[START Working data]
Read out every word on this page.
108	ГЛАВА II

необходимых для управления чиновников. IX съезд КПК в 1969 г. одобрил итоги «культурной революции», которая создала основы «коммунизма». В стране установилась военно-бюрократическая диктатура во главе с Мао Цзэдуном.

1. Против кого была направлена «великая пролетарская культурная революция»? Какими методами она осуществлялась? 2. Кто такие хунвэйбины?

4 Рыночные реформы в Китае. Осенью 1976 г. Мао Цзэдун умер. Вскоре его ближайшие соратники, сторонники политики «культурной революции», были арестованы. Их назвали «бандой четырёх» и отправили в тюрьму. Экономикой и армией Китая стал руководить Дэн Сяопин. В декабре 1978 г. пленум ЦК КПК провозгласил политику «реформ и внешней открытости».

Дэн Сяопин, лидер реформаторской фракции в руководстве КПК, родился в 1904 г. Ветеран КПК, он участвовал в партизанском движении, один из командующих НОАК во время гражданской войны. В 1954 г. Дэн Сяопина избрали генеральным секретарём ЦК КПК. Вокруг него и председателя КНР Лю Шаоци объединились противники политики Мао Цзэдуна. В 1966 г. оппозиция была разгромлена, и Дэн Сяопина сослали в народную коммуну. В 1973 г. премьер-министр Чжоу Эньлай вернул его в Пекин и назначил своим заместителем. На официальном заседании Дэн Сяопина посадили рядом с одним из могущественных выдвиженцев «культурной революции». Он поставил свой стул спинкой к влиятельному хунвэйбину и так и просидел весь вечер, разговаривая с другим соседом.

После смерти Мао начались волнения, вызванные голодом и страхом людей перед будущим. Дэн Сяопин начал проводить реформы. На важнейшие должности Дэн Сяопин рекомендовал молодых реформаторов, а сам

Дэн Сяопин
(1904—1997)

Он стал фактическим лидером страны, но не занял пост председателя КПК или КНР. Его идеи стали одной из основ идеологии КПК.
[END Working data]
__The request__. Take every line above carrying "реформы" and return it.

__Task result__.
4 Рыночные реформы в Китае. Осенью 1976 г. Мао Цзэдун умер. Вскоре его ближайшие соратники, сторонники политики «культурной революции», были арестованы. Их назвали «бандой четырёх» и отправили в тюрьму. Экономикой и армией Китая стал руководить Дэн Сяопин. В декабре 1978 г. пленум ЦК КПК провозгласил политику «реформ и внешней открытости».
После смерти Мао начались волнения, вызванные голодом и страхом людей перед будущим. Дэн Сяопин начал проводить реформы. На важнейшие должности Дэн Сяопин рекомендовал молодых реформаторов, а сам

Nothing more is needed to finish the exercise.